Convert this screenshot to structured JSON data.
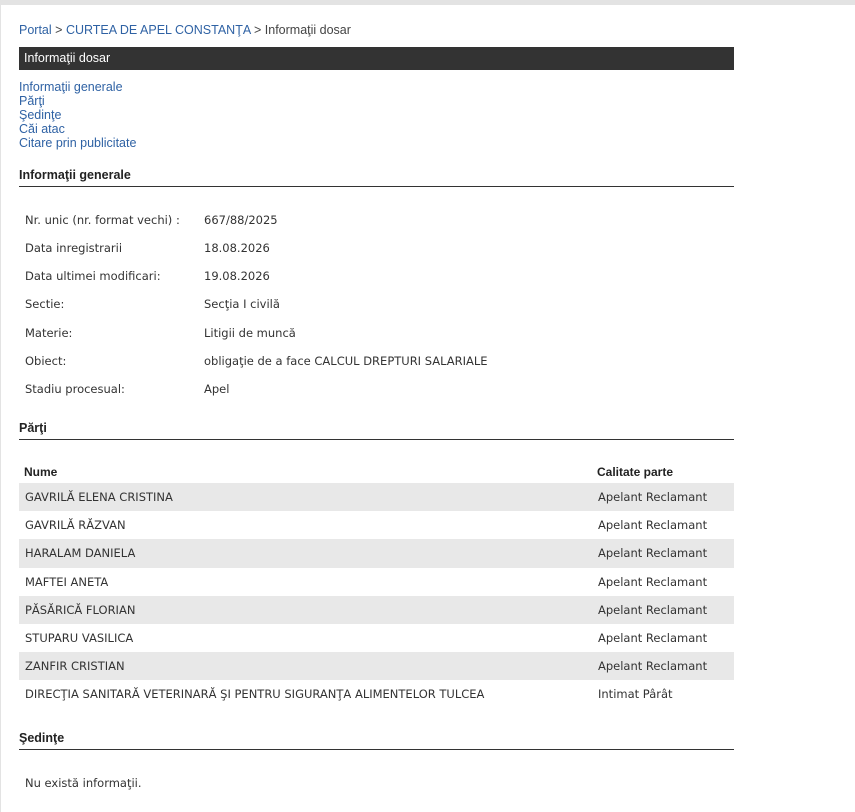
{
  "breadcrumb": {
    "portal": "Portal",
    "sep": ">",
    "court": "CURTEA DE APEL CONSTANŢA",
    "current": "Informaţii dosar"
  },
  "title": "Informaţii dosar",
  "nav": [
    "Informaţii generale",
    "Părţi",
    "Şedinţe",
    "Căi atac",
    "Citare prin publicitate"
  ],
  "general": {
    "heading": "Informaţii generale",
    "rows": [
      {
        "label": "Nr. unic (nr. format vechi) :",
        "value": "667/88/2025"
      },
      {
        "label": "Data inregistrarii",
        "value": "18.08.2026"
      },
      {
        "label": "Data ultimei modificari:",
        "value": "19.08.2026"
      },
      {
        "label": "Sectie:",
        "value": "Secţia I civilă"
      },
      {
        "label": "Materie:",
        "value": "Litigii de muncă"
      },
      {
        "label": "Obiect:",
        "value": "obligaţie de a face CALCUL DREPTURI SALARIALE"
      },
      {
        "label": "Stadiu procesual:",
        "value": "Apel"
      }
    ]
  },
  "parti": {
    "heading": "Părţi",
    "col_name": "Nume",
    "col_role": "Calitate parte",
    "rows": [
      {
        "name": "GAVRILĂ ELENA CRISTINA",
        "role": "Apelant Reclamant"
      },
      {
        "name": "GAVRILĂ RĂZVAN",
        "role": "Apelant Reclamant"
      },
      {
        "name": "HARALAM DANIELA",
        "role": "Apelant Reclamant"
      },
      {
        "name": "MAFTEI ANETA",
        "role": "Apelant Reclamant"
      },
      {
        "name": "PĂSĂRICĂ FLORIAN",
        "role": "Apelant Reclamant"
      },
      {
        "name": "STUPARU VASILICA",
        "role": "Apelant Reclamant"
      },
      {
        "name": "ZANFIR CRISTIAN",
        "role": "Apelant Reclamant"
      },
      {
        "name": "DIRECŢIA SANITARĂ VETERINARĂ ŞI PENTRU SIGURANŢA ALIMENTELOR TULCEA",
        "role": "Intimat Pârât"
      }
    ]
  },
  "sedinte": {
    "heading": "Şedinţe",
    "empty": "Nu există informaţii."
  }
}
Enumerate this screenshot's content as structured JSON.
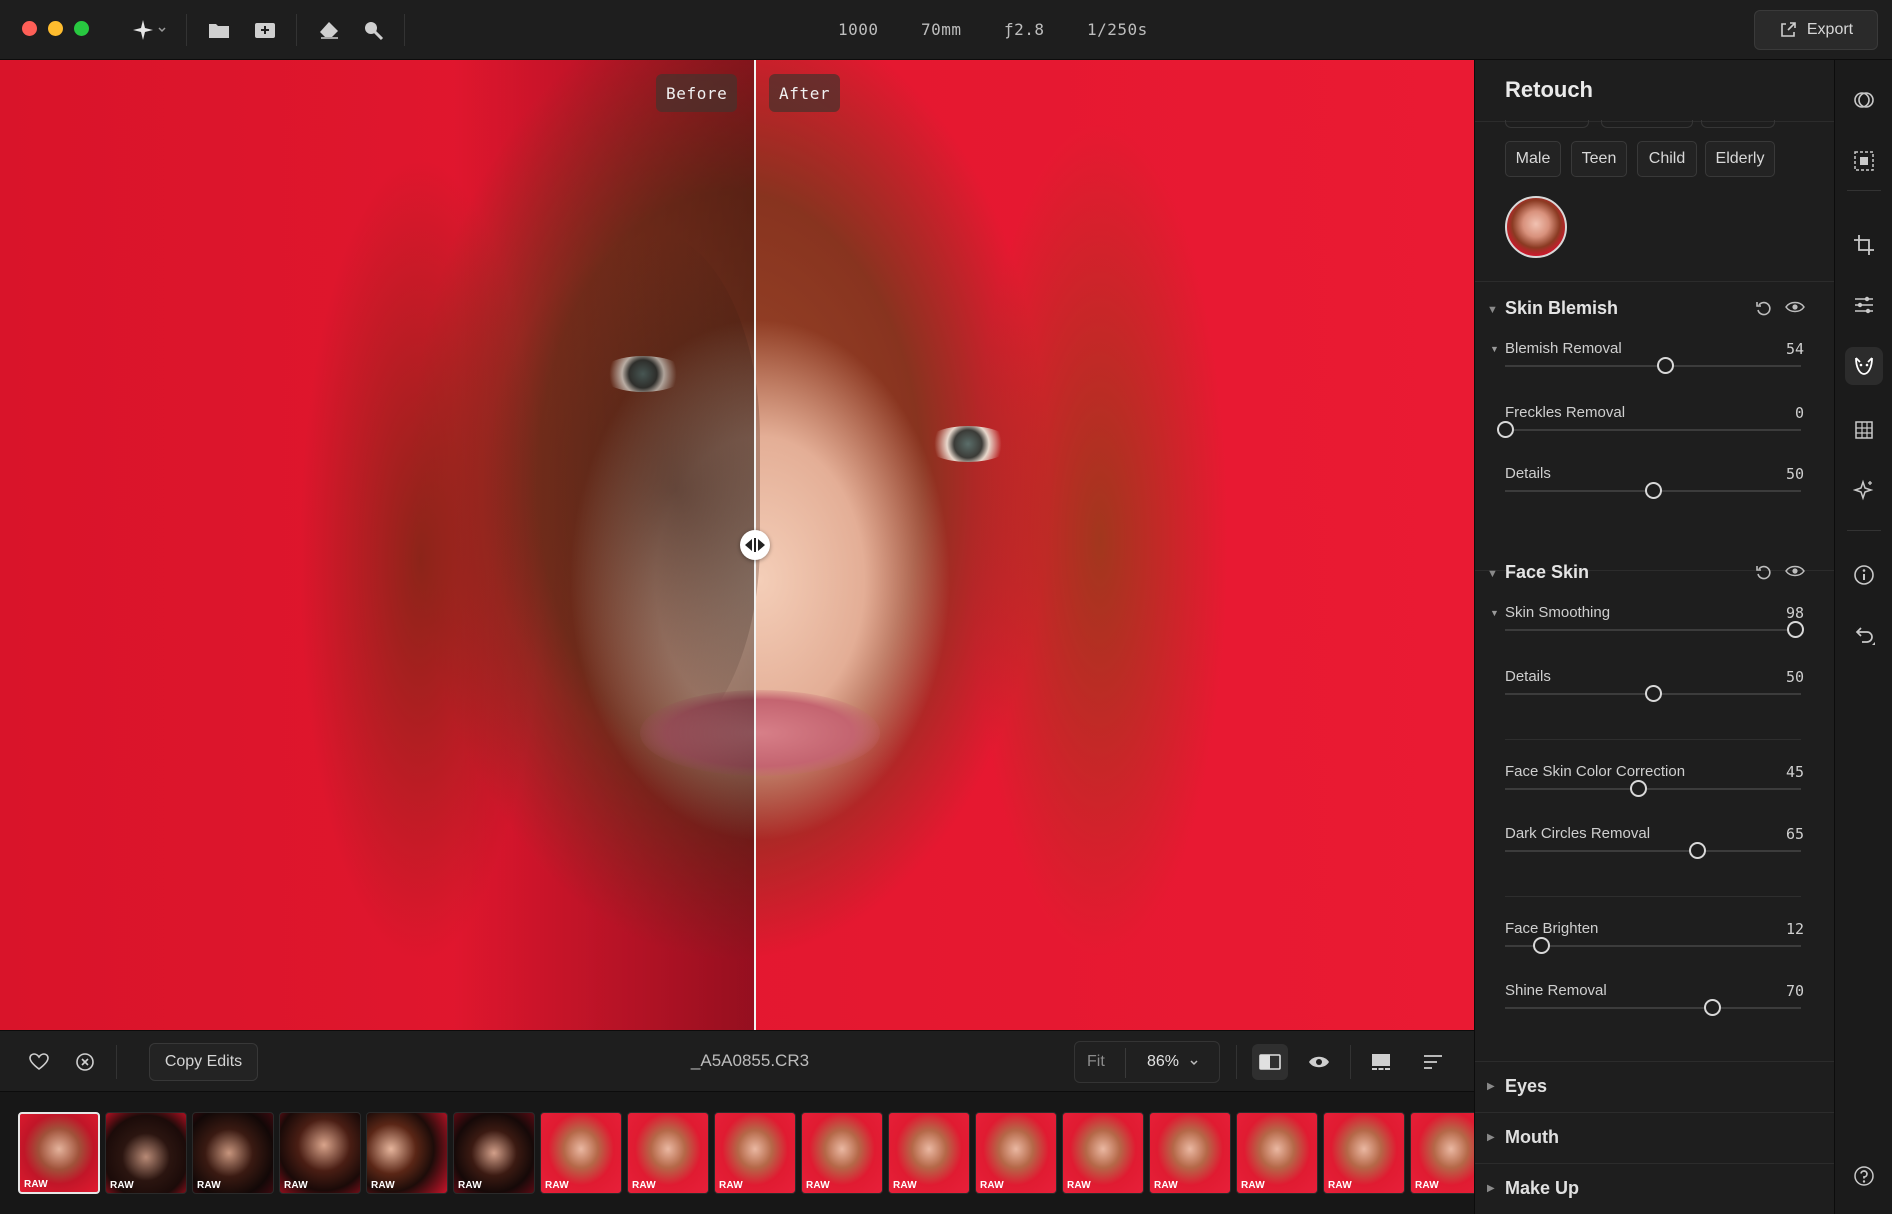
{
  "top_bar": {
    "meta": [
      "1000",
      "70mm",
      "ƒ2.8",
      "1/250s"
    ],
    "export_label": "Export"
  },
  "canvas": {
    "before_label": "Before",
    "after_label": "After"
  },
  "bottom_bar": {
    "copy_edits_label": "Copy Edits",
    "filename": "_A5A0855.CR3",
    "zoom_fit": "Fit",
    "zoom_value": "86%"
  },
  "filmstrip": {
    "badge": "RAW",
    "count": 17,
    "selected_index": 0
  },
  "panel": {
    "title": "Retouch",
    "age_chips": [
      "Male",
      "Teen",
      "Child",
      "Elderly"
    ],
    "skin_blemish": {
      "title": "Skin Blemish",
      "sliders": [
        {
          "label": "Blemish Removal",
          "value": "54",
          "fraction": 0.54,
          "expandable": true
        },
        {
          "label": "Freckles Removal",
          "value": "0",
          "fraction": 0.0,
          "expandable": false
        },
        {
          "label": "Details",
          "value": "50",
          "fraction": 0.5,
          "expandable": false
        }
      ]
    },
    "face_skin": {
      "title": "Face Skin",
      "sliders": [
        {
          "label": "Skin Smoothing",
          "value": "98",
          "fraction": 0.98,
          "expandable": true
        },
        {
          "label": "Details",
          "value": "50",
          "fraction": 0.5,
          "expandable": false
        },
        {
          "label": "Face Skin Color Correction",
          "value": "45",
          "fraction": 0.45,
          "expandable": false
        },
        {
          "label": "Dark Circles Removal",
          "value": "65",
          "fraction": 0.65,
          "expandable": false
        },
        {
          "label": "Face Brighten",
          "value": "12",
          "fraction": 0.12,
          "expandable": false
        },
        {
          "label": "Shine Removal",
          "value": "70",
          "fraction": 0.7,
          "expandable": false
        }
      ]
    },
    "collapsed_sections": [
      "Eyes",
      "Mouth",
      "Make Up"
    ]
  }
}
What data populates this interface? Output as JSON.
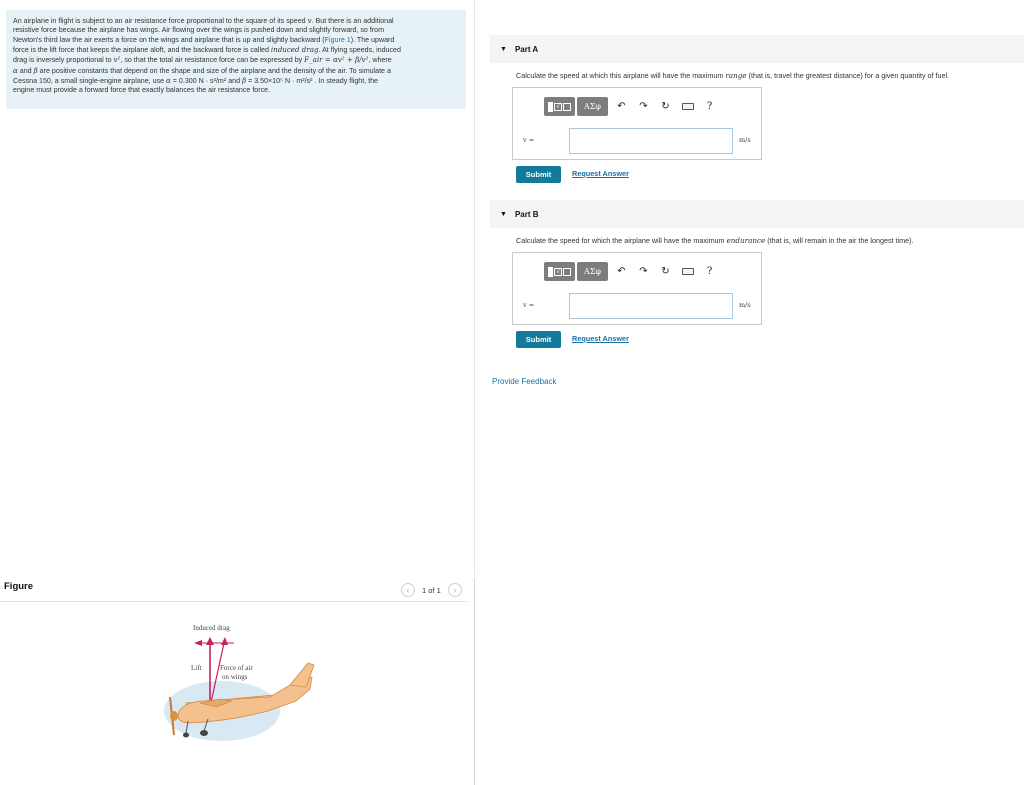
{
  "problem": {
    "lines": [
      [
        "An airplane in flight is subject to an air resistance force proportional to the square of its speed ",
        "v",
        ". But there is an additional"
      ],
      [
        "resistive force because the airplane has wings. Air flowing over the wings is pushed down and slightly forward, so from"
      ],
      [
        "Newton's third law the air exerts a force on the wings and airplane that is up and slightly backward (",
        "Figure 1",
        "). The upward"
      ],
      [
        "force is the lift force that keeps the airplane aloft, and the backward force is called ",
        "induced drag",
        ". At flying speeds, induced"
      ],
      [
        "drag is inversely proportional to ",
        "v²",
        ", so that the total air resistance force can be expressed by ",
        "F_air = αv² + β/v²",
        ", where"
      ],
      [
        "α",
        " and ",
        "β",
        " are positive constants that depend on the shape and size of the airplane and the density of the air. To simulate a"
      ],
      [
        "Cessna 150, a small single-engine airplane, use ",
        "α",
        " = 0.300 ",
        "N · s²/m²",
        " and ",
        "β",
        " = 3.50×10⁵ ",
        "N · m²/s²",
        " . In steady flight, the"
      ],
      [
        "engine must provide a forward force that exactly balances the air resistance force."
      ]
    ]
  },
  "figure": {
    "label": "Figure",
    "pager": {
      "prev": "‹",
      "count": "1 of 1",
      "next": "›"
    },
    "annotations": {
      "induced_drag": "Induced drag",
      "lift": "Lift",
      "force_line1": "Force of air",
      "force_line2": "on wings"
    },
    "colors": {
      "plane_body": "#f3c08e",
      "plane_outline": "#d98a3e",
      "arrow": "#c9205a",
      "shadow": "#cfe3f1"
    }
  },
  "parts": [
    {
      "title": "Part A",
      "question_pre": "Calculate the speed at which this airplane will have the maximum ",
      "question_em": "range",
      "question_post": " (that is, travel the greatest distance) for a given quantity of fuel.",
      "var_label": "v =",
      "unit": "m/s",
      "input_value": "",
      "submit": "Submit",
      "request": "Request Answer"
    },
    {
      "title": "Part B",
      "question_pre": "Calculate the speed for which the airplane will have the maximum ",
      "question_em": "endurance",
      "question_post": " (that is, will remain in the air the longest time).",
      "var_label": "v =",
      "unit": "m/s",
      "input_value": "",
      "submit": "Submit",
      "request": "Request Answer"
    }
  ],
  "toolbar": {
    "greek": "ΑΣφ",
    "undo": "↶",
    "redo": "↷",
    "reset": "↻",
    "help": "?"
  },
  "feedback": "Provide Feedback"
}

__Short problem__:
Pull out every line in the data above that has the word "fraction".

__Reply__:
          "fraction": 0.54,
          "fraction": 0.0,
          "fraction": 0.5,
          "fraction": 0.98,
          "fraction": 0.5,
          "fraction": 0.45,
          "fraction": 0.65,
          "fraction": 0.12,
          "fraction": 0.7,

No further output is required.